- Dataset
┌──

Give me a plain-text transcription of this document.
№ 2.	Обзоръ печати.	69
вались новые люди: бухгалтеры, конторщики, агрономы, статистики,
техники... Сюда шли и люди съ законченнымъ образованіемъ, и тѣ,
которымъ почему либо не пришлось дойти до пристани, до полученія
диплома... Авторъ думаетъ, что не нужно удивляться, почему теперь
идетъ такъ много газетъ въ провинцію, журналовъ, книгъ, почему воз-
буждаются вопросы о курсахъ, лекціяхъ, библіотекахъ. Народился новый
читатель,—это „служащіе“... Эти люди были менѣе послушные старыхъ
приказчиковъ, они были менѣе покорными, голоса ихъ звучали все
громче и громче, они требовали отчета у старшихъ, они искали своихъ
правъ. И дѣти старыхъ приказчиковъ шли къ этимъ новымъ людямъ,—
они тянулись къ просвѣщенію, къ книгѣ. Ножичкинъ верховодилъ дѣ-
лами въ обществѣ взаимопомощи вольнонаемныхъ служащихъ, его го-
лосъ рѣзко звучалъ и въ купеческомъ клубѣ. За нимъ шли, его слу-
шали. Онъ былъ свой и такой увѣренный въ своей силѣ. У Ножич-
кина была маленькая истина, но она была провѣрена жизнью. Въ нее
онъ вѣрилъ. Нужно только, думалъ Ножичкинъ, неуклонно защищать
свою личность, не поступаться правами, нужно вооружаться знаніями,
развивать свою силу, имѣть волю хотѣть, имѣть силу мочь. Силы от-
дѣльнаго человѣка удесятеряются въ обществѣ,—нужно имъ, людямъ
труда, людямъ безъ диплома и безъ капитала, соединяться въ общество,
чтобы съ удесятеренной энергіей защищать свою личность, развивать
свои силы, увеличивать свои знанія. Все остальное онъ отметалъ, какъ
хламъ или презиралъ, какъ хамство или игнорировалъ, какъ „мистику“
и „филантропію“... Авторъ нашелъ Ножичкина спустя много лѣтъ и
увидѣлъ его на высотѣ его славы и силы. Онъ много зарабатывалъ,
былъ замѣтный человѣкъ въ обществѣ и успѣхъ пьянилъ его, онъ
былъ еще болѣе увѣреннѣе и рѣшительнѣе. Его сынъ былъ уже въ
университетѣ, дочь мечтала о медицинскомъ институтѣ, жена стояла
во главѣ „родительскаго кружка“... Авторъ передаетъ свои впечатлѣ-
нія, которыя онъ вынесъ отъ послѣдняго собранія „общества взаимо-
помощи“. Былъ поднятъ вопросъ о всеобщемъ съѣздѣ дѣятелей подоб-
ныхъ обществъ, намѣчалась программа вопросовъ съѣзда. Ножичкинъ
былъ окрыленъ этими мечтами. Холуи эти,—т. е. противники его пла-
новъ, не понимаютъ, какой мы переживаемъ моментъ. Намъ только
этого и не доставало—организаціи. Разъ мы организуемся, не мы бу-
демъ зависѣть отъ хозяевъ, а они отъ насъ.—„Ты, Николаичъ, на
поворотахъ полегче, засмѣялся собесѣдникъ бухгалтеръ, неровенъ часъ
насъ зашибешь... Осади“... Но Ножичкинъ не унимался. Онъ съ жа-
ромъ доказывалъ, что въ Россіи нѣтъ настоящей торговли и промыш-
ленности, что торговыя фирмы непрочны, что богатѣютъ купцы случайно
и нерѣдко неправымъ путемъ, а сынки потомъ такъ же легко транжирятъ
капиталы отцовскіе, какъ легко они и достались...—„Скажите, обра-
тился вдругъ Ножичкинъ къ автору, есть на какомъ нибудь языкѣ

└──

- Requirement
Reproduce each entry word for word.

- Solution for this exercise
Give me a plain-text transcription of this document.
№ 2.	Обзоръ печати.	69
вались новые люди: бухгалтеры, конторщики, агрономы, статистики,
техники... Сюда шли и люди съ законченнымъ образованіемъ, и тѣ,
которымъ почему либо не пришлось дойти до пристани, до полученія
диплома... Авторъ думаетъ, что не нужно удивляться, почему теперь
идетъ такъ много газетъ въ провинцію, журналовъ, книгъ, почему воз-
буждаются вопросы о курсахъ, лекціяхъ, библіотекахъ. Народился новый
читатель,—это „служащіе“... Эти люди были менѣе послушные старыхъ
приказчиковъ, они были менѣе покорными, голоса ихъ звучали все
громче и громче, они требовали отчета у старшихъ, они искали своихъ
правъ. И дѣти старыхъ приказчиковъ шли къ этимъ новымъ людямъ,—
они тянулись къ просвѣщенію, къ книгѣ. Ножичкинъ верховодилъ дѣ-
лами въ обществѣ взаимопомощи вольнонаемныхъ служащихъ, его го-
лосъ рѣзко звучалъ и въ купеческомъ клубѣ. За нимъ шли, его слу-
шали. Онъ былъ свой и такой увѣренный въ своей силѣ. У Ножич-
кина была маленькая истина, но она была провѣрена жизнью. Въ нее
онъ вѣрилъ. Нужно только, думалъ Ножичкинъ, неуклонно защищать
свою личность, не поступаться правами, нужно вооружаться знаніями,
развивать свою силу, имѣть волю хотѣть, имѣть силу мочь. Силы от-
дѣльнаго человѣка удесятеряются въ обществѣ,—нужно имъ, людямъ
труда, людямъ безъ диплома и безъ капитала, соединяться въ общество,
чтобы съ удесятеренной энергіей защищать свою личность, развивать
свои силы, увеличивать свои знанія. Все остальное онъ отметалъ, какъ
хламъ или презиралъ, какъ хамство или игнорировалъ, какъ „мистику“
и „филантропію“... Авторъ нашелъ Ножичкина спустя много лѣтъ и
увидѣлъ его на высотѣ его славы и силы. Онъ много зарабатывалъ,
былъ замѣтный человѣкъ въ обществѣ и успѣхъ пьянилъ его, онъ
былъ еще болѣе увѣреннѣе и рѣшительнѣе. Его сынъ былъ уже въ
университетѣ, дочь мечтала о медицинскомъ институтѣ, жена стояла
во главѣ „родительскаго кружка“... Авторъ передаетъ свои впечатлѣ-
нія, которыя онъ вынесъ отъ послѣдняго собранія „общества взаимо-
помощи“. Былъ поднятъ вопросъ о всеобщемъ съѣздѣ дѣятелей подоб-
ныхъ обществъ, намѣчалась программа вопросовъ съѣзда. Ножичкинъ
былъ окрыленъ этими мечтами. Холуи эти,—т. е. противники его пла-
новъ, не понимаютъ, какой мы переживаемъ моментъ. Намъ только
этого и не доставало—организаціи. Разъ мы организуемся, не мы бу-
демъ зависѣть отъ хозяевъ, а они отъ насъ.—„Ты, Николаичъ, на
поворотахъ полегче, засмѣялся собесѣдникъ бухгалтеръ, неровенъ часъ
насъ зашибешь... Осади“... Но Ножичкинъ не унимался. Онъ съ жа-
ромъ доказывалъ, что въ Россіи нѣтъ настоящей торговли и промыш-
ленности, что торговыя фирмы непрочны, что богатѣютъ купцы случайно
и нерѣдко неправымъ путемъ, а сынки потомъ такъ же легко транжирятъ
капиталы отцовскіе, какъ легко они и достались...—„Скажите, обра-
тился вдругъ Ножичкинъ къ автору, есть на какомъ нибудь языкѣ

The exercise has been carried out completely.